## EXERCISE DETAILS
Repeat everything in the material exactly.

◇ ◇ ◇ ◇ ◇

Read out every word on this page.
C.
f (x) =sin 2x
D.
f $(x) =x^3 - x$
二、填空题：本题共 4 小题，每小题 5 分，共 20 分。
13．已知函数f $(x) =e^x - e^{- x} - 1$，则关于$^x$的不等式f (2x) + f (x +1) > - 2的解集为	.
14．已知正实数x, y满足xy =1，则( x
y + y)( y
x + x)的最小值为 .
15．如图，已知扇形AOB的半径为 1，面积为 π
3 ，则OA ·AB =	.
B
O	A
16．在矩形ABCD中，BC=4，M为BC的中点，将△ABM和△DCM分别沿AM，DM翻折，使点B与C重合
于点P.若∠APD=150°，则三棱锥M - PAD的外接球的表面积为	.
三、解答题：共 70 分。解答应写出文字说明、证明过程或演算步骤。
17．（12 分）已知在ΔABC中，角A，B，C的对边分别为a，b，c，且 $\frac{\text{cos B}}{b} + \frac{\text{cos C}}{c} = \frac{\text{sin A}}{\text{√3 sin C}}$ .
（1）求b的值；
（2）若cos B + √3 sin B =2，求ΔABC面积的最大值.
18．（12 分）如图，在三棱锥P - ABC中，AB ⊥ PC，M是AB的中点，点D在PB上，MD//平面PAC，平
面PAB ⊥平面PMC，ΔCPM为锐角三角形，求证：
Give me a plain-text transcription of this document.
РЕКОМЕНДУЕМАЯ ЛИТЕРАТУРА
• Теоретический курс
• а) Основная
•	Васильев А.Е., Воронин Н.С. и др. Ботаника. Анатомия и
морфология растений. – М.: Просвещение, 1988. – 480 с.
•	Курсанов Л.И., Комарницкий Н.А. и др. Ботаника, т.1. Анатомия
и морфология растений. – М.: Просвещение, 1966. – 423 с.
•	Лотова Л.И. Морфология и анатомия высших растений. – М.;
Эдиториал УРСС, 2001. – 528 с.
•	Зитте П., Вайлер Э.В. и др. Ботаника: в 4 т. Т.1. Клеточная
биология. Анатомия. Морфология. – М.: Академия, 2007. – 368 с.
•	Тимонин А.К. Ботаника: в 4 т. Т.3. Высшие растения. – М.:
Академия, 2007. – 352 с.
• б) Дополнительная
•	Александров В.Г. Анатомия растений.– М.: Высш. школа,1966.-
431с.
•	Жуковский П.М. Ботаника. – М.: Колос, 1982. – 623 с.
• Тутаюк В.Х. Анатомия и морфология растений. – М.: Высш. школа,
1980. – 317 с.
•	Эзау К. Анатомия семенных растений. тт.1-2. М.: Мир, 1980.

◇ ◇ ◇ ◇ ◇

## EXERCISE SOLUTION
Read out every word on this page.
C.
f (x) =sin 2x
D.
f $(x) =x^3 - x$
二、填空题：本题共 4 小题，每小题 5 分，共 20 分。
13．已知函数f $(x) =e^x - e^{- x} - 1$，则关于$^x$的不等式f (2x) + f (x +1) > - 2的解集为	.
14．已知正实数x, y满足xy =1，则( x
y + y)( y
x + x)的最小值为 .
15．如图，已知扇形AOB的半径为 1，面积为 π
3 ，则OA ·AB =	.
B
O	A
16．在矩形ABCD中，BC=4，M为BC的中点，将△ABM和△DCM分别沿AM，DM翻折，使点B与C重合
于点P.若∠APD=150°，则三棱锥M - PAD的外接球的表面积为	.
三、解答题：共 70 分。解答应写出文字说明、证明过程或演算步骤。
17．（12 分）已知在ΔABC中，角A，B，C的对边分别为a，b，c，且 $\frac{\text{cos B}}{b} + \frac{\text{cos C}}{c} = \frac{\text{sin A}}{\text{√3 sin C}}$ .
（1）求b的值；
（2）若cos B + √3 sin B =2，求ΔABC面积的最大值.
18．（12 分）如图，在三棱锥P - ABC中，AB ⊥ PC，M是AB的中点，点D在PB上，MD//平面PAC，平
面PAB ⊥平面PMC，ΔCPM为锐角三角形，求证：
Give me a plain-text transcription of this document.
РЕКОМЕНДУЕМАЯ ЛИТЕРАТУРА
• Теоретический курс
• а) Основная
•	Васильев А.Е., Воронин Н.С. и др. Ботаника. Анатомия и
морфология растений. – М.: Просвещение, 1988. – 480 с.
•	Курсанов Л.И., Комарницкий Н.А. и др. Ботаника, т.1. Анатомия
и морфология растений. – М.: Просвещение, 1966. – 423 с.
•	Лотова Л.И. Морфология и анатомия высших растений. – М.;
Эдиториал УРСС, 2001. – 528 с.
•	Зитте П., Вайлер Э.В. и др. Ботаника: в 4 т. Т.1. Клеточная
биология. Анатомия. Морфология. – М.: Академия, 2007. – 368 с.
•	Тимонин А.К. Ботаника: в 4 т. Т.3. Высшие растения. – М.:
Академия, 2007. – 352 с.
• б) Дополнительная
•	Александров В.Г. Анатомия растений.– М.: Высш. школа,1966.-
431с.
•	Жуковский П.М. Ботаника. – М.: Колос, 1982. – 623 с.
• Тутаюк В.Х. Анатомия и морфология растений. – М.: Высш. школа,
1980. – 317 с.
•	Эзау К. Анатомия семенных растений. тт.1-2. М.: Мир, 1980.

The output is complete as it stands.